WORK TO BE COMPLETED: Identify, in the records below, every line where the string "Segmentation" appears, and copy each such line.

(Dataset entries on figures)
▼▼▼

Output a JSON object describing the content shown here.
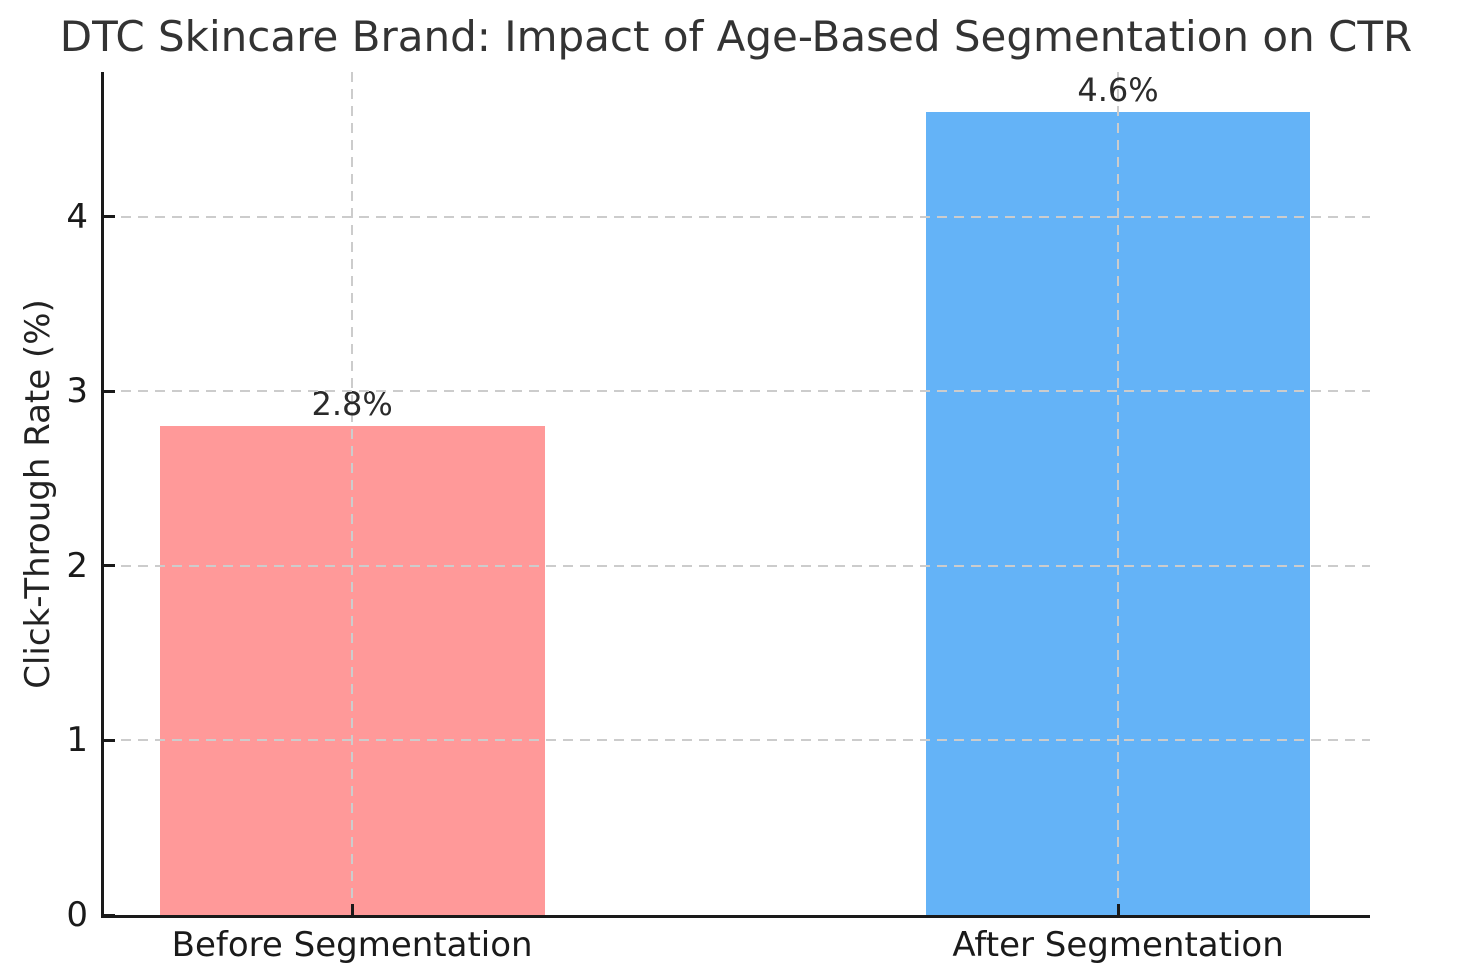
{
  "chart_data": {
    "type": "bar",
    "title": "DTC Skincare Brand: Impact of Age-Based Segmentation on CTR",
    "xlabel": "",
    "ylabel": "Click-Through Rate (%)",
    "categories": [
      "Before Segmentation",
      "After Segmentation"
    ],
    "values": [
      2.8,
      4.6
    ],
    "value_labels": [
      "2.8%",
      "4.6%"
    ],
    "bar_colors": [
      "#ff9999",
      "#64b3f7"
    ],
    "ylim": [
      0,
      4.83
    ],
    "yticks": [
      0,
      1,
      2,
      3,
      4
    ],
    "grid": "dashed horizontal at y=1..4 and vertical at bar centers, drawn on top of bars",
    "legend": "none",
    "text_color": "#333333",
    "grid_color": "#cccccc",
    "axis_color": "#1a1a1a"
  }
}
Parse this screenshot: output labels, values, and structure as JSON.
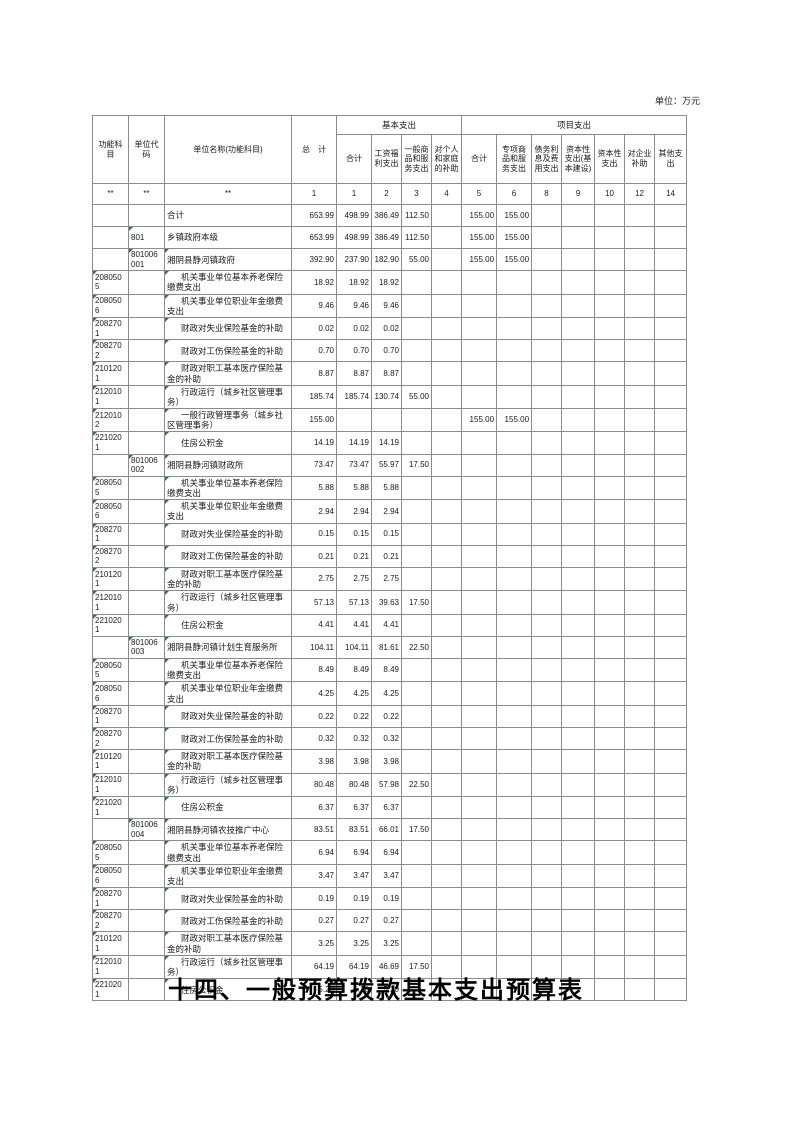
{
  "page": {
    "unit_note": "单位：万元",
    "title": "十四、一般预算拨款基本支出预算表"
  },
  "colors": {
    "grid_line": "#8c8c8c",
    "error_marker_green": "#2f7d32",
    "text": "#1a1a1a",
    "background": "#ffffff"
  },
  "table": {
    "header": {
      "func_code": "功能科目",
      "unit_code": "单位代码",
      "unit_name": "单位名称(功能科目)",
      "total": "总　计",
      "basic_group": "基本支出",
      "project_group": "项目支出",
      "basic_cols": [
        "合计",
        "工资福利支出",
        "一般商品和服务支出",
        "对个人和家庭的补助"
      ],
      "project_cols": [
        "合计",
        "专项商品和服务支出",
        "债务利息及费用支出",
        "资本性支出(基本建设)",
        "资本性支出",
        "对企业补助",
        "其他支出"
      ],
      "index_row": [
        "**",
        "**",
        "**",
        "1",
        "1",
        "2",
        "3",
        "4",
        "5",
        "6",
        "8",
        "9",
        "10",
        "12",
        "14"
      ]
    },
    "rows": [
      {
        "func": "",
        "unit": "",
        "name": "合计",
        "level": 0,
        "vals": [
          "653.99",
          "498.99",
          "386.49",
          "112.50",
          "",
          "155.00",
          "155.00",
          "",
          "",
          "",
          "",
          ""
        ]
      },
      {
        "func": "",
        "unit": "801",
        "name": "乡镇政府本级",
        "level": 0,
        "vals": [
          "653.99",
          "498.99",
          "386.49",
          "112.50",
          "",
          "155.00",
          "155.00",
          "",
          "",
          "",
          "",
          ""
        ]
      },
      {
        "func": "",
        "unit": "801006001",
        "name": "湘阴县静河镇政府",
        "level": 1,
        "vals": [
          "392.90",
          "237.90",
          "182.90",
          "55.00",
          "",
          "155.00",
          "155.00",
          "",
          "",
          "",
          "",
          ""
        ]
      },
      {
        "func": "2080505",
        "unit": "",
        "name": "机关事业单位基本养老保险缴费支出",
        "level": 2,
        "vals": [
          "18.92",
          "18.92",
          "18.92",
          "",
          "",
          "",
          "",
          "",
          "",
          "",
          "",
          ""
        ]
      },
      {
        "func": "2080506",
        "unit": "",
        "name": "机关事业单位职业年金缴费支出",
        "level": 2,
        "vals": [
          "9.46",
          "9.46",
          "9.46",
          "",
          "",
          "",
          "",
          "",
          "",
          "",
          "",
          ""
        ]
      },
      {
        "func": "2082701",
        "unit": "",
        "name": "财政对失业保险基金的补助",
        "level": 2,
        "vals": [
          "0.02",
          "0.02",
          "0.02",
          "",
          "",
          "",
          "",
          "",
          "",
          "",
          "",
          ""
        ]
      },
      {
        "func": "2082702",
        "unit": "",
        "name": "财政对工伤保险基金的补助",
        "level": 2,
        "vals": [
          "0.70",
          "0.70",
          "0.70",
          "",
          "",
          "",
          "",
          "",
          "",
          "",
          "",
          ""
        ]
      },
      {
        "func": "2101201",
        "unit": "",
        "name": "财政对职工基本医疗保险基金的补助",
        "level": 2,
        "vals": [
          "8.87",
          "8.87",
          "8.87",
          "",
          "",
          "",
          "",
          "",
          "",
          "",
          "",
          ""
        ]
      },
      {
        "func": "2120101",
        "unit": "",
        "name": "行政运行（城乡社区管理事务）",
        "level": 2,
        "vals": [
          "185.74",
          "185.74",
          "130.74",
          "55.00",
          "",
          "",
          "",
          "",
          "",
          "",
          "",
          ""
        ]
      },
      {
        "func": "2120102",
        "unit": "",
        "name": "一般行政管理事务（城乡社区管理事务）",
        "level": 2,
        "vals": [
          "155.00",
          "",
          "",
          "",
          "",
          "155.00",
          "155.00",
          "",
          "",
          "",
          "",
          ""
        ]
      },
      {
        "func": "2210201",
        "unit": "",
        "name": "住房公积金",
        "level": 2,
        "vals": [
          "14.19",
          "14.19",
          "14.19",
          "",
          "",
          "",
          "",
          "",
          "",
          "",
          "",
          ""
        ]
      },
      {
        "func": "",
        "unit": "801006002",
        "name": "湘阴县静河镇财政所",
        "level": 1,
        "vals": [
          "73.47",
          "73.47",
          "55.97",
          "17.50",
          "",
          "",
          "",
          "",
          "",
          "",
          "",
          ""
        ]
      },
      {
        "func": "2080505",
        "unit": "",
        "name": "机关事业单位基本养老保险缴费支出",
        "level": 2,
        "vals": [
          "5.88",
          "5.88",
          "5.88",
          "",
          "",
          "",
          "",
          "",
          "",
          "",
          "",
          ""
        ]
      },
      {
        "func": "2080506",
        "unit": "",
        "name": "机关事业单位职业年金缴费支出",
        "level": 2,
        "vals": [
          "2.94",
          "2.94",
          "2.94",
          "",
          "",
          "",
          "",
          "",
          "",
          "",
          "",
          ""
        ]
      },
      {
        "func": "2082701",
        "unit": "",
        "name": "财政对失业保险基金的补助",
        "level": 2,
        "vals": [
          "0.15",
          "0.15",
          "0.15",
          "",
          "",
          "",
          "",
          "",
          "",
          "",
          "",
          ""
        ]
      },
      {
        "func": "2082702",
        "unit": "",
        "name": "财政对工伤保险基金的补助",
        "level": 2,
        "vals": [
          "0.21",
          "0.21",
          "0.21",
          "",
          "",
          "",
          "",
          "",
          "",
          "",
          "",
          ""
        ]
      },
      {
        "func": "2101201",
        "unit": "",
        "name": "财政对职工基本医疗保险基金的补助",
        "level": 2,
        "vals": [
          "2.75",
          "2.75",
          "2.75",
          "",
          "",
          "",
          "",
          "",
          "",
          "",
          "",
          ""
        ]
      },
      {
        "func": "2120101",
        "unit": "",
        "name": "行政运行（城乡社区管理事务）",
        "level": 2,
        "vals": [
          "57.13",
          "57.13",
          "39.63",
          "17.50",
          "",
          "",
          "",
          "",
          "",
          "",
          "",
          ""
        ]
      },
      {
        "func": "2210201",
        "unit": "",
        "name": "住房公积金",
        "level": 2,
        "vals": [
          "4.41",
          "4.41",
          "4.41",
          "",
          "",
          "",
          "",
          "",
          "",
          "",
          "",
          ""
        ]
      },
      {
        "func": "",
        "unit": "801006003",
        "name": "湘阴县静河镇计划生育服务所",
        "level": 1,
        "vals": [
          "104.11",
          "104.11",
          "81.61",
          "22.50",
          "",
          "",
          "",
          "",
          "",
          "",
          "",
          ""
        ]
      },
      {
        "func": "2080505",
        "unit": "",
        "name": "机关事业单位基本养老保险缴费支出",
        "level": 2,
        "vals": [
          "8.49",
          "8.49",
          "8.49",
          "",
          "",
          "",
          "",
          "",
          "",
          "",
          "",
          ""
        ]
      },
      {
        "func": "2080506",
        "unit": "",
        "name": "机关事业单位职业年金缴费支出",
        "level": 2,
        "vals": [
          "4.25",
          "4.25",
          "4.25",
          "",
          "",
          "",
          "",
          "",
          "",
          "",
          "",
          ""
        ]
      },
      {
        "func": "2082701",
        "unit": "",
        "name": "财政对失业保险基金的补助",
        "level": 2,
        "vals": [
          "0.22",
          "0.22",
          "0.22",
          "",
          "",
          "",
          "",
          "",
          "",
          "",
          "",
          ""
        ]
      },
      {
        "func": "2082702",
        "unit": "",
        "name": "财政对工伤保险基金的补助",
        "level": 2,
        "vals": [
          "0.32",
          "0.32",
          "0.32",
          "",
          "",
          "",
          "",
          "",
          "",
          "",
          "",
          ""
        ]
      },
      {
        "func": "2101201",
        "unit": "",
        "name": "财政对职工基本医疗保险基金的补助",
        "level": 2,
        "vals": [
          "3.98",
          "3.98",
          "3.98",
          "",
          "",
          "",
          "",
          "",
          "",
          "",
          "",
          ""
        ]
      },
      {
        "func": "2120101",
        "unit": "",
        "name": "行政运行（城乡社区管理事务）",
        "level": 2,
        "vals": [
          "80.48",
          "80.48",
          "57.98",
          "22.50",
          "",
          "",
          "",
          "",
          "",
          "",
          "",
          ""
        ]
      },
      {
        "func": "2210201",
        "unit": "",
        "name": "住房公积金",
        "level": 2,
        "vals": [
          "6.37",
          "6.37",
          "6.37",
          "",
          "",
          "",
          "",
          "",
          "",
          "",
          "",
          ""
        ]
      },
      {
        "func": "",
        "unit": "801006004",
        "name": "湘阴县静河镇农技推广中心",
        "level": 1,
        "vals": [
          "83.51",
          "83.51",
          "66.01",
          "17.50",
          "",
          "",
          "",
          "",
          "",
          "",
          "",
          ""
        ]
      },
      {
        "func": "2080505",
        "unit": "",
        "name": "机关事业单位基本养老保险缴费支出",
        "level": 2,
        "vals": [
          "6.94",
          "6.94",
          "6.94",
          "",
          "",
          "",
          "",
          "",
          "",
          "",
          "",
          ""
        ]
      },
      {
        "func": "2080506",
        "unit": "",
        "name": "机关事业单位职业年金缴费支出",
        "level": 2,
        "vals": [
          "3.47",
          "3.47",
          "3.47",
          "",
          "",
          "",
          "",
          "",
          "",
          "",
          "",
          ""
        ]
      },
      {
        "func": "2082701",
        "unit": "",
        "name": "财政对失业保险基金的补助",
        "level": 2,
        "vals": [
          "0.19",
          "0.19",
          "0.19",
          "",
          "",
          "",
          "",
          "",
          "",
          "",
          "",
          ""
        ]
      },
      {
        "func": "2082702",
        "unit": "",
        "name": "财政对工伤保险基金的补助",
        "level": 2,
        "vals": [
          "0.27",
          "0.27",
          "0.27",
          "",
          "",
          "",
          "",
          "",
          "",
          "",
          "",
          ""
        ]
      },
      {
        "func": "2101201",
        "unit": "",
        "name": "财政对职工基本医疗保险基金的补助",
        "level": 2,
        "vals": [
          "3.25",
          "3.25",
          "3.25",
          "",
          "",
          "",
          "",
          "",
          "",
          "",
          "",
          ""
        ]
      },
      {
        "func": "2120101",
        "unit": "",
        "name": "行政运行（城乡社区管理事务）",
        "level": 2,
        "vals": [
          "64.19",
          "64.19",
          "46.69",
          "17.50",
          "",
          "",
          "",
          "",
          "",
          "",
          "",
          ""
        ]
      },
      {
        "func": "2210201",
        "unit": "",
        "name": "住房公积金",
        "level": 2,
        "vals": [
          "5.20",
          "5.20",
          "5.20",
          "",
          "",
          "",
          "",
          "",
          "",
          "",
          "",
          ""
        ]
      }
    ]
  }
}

▲▲▲

EXERCISE OUTPUT:
    "title": "DTC Skincare Brand: Impact of Age-Based Segmentation on CTR",
      "Before Segmentation",
      "After Segmentation"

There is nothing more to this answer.